Scan the material below for the string "text", and copy every line where it shows up.

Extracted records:
## BEGIN
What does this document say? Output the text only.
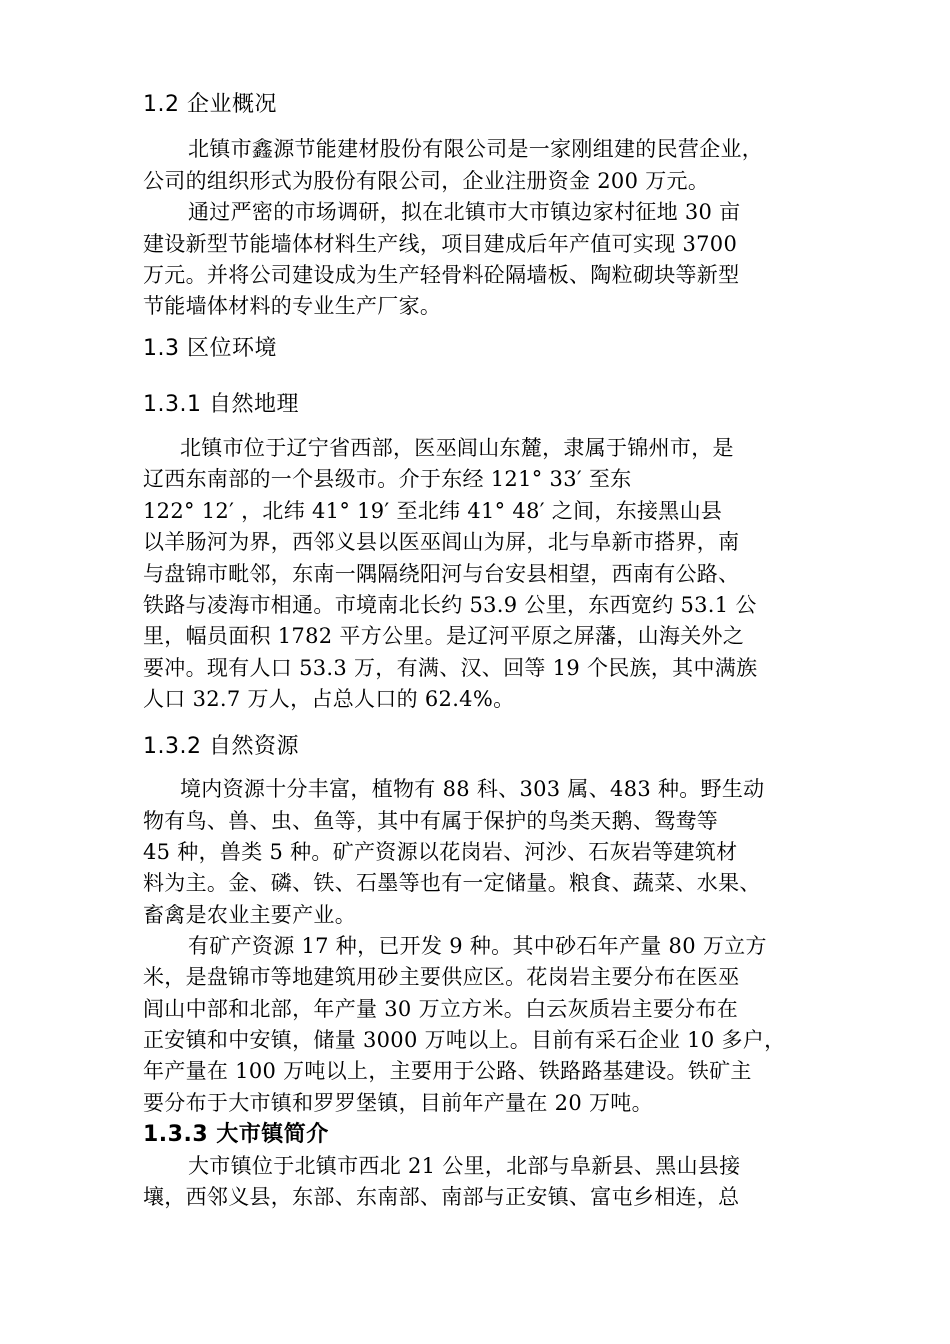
1.2 企业概况
北镇市鑫源节能建材股份有限公司是一家刚组建的民营企业，
公司的组织形式为股份有限公司，企业注册资金 200 万元。
通过严密的市场调研，拟在北镇市大市镇边家村征地 30 亩
建设新型节能墙体材料生产线，项目建成后年产值可实现 3700
万元。并将公司建设成为生产轻骨料砼隔墙板、陶粒砌块等新型
节能墙体材料的专业生产厂家。
1.3 区位环境
1.3.1 自然地理
北镇市位于辽宁省西部，医巫闾山东麓，隶属于锦州市，是
辽西东南部的一个县级市。介于东经 121° 33′ 至东
122° 12′ ，北纬 41° 19′ 至北纬 41° 48′ 之间，东接黑山县
以羊肠河为界，西邻义县以医巫闾山为屏，北与阜新市搭界，南
与盘锦市毗邻，东南一隅隔绕阳河与台安县相望，西南有公路、
铁路与凌海市相通。市境南北长约 53.9 公里，东西宽约 53.1 公
里，幅员面积 1782 平方公里。是辽河平原之屏藩，山海关外之
要冲。现有人口 53.3 万，有满、汉、回等 19 个民族，其中满族
人口 32.7 万人，占总人口的 62.4%。
1.3.2 自然资源
境内资源十分丰富，植物有 88 科、303 属、483 种。野生动
物有鸟、兽、虫、鱼等，其中有属于保护的鸟类天鹅、鸳鸯等
45 种，兽类 5 种。矿产资源以花岗岩、河沙、石灰岩等建筑材
料为主。金、磷、铁、石墨等也有一定储量。粮食、蔬菜、水果、
畜禽是农业主要产业。
有矿产资源 17 种，已开发 9 种。其中砂石年产量 80 万立方
米，是盘锦市等地建筑用砂主要供应区。花岗岩主要分布在医巫
闾山中部和北部，年产量 30 万立方米。白云灰质岩主要分布在
正安镇和中安镇，储量 3000 万吨以上。目前有采石企业 10 多户，
年产量在 100 万吨以上，主要用于公路、铁路路基建设。铁矿主
要分布于大市镇和罗罗堡镇，目前年产量在 20 万吨。
1.3.3 大市镇简介
大市镇位于北镇市西北 21 公里，北部与阜新县、黑山县接
壤，西邻义县，东部、东南部、南部与正安镇、富屯乡相连，总
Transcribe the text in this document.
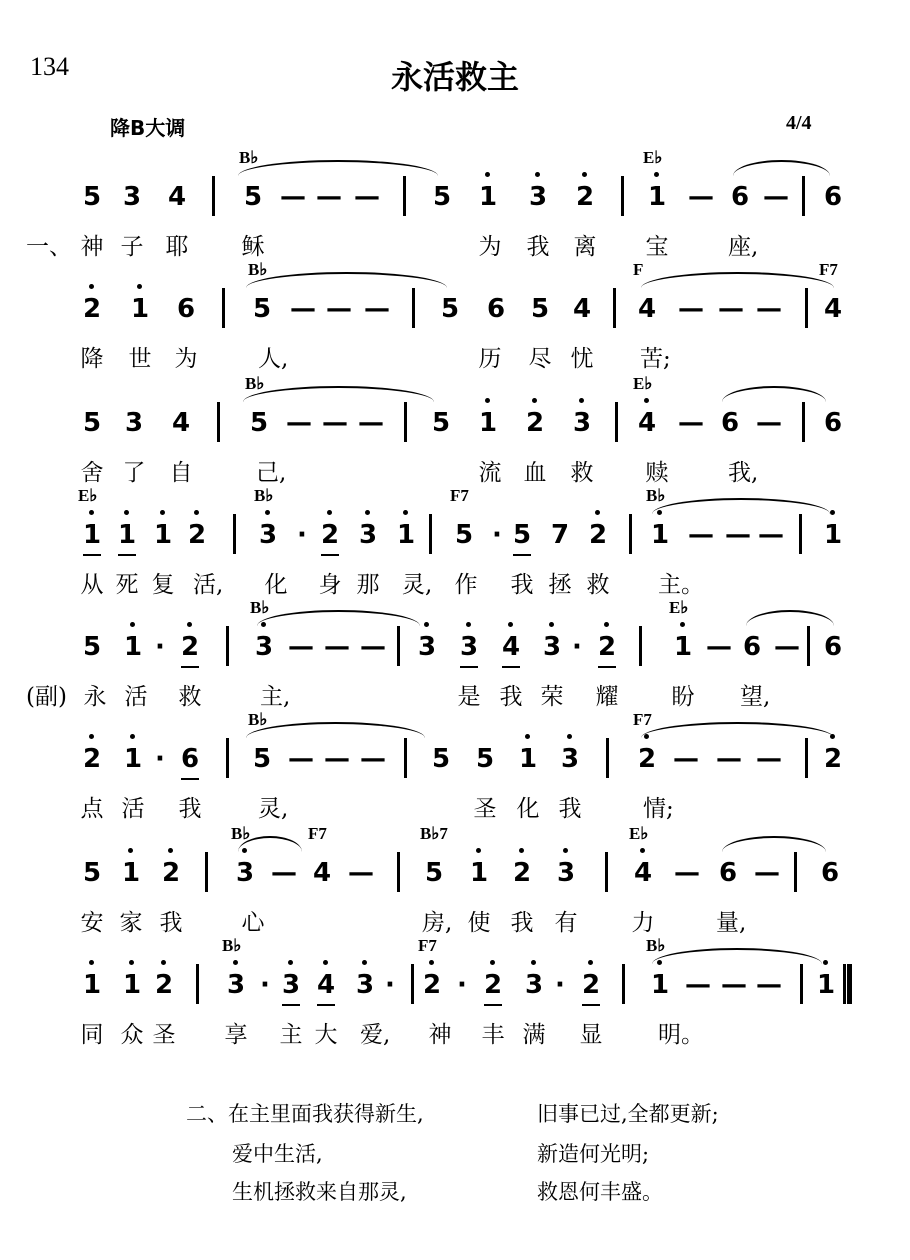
134	永活救主
降B大调	4/4
5 3 4 5
B♭
— — — 5 1 3 2 1
E♭
— 6 — 6
一、 神 子 耶 稣	为 我 离 宝	座,
2 1 6 5
B♭
— — — 5 6 5 4 4
F
— — — 4
F7
降 世 为	人,	历 尽 忧 苦;
5 3 4 5
B♭
— — — 5 1 2 3 4
E♭
— 6 — 6
舍 了 自	己,	流 血 救 赎	我,
1
E♭
1 1 2 3
B♭
· 2 3 1 5
F7
· 5 7 2 1
B♭
— — — 1
从 死 复 活, 化 身 那 灵, 作 我 拯 救 主。
5 1 · 2 3
B♭
— — — 3 3 4 3 · 2 1
E♭
— 6 — 6
(副) 永 活 救	主,	是 我 荣 耀 盼 望,
2 1 · 6 5
B♭
— — — 5 5 1 3 2
F7
— — — 2
点 活 我 灵,	圣 化 我	情;
5 1 2 3
B♭
— 4
F7
— 5
B♭7
1 2 3 4
E♭
— 6 — 6
安 家 我	心	房, 使 我 有 力	量,
1 1 2 3
B♭
· 3 4 3 · 2
F7
· 2 3 · 2 1
B♭
— — — 1
同 众 圣 享 主 大 爱, 神 丰 满 显 明。
二、在主里面我获得新生,	旧事已过,全都更新;
爱中生活,	新造何光明;
生机拯救来自那灵,	救恩何丰盛。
## END
● **Expected answer**:
What does this document say? Output the text only.
Transcribe the text in this document.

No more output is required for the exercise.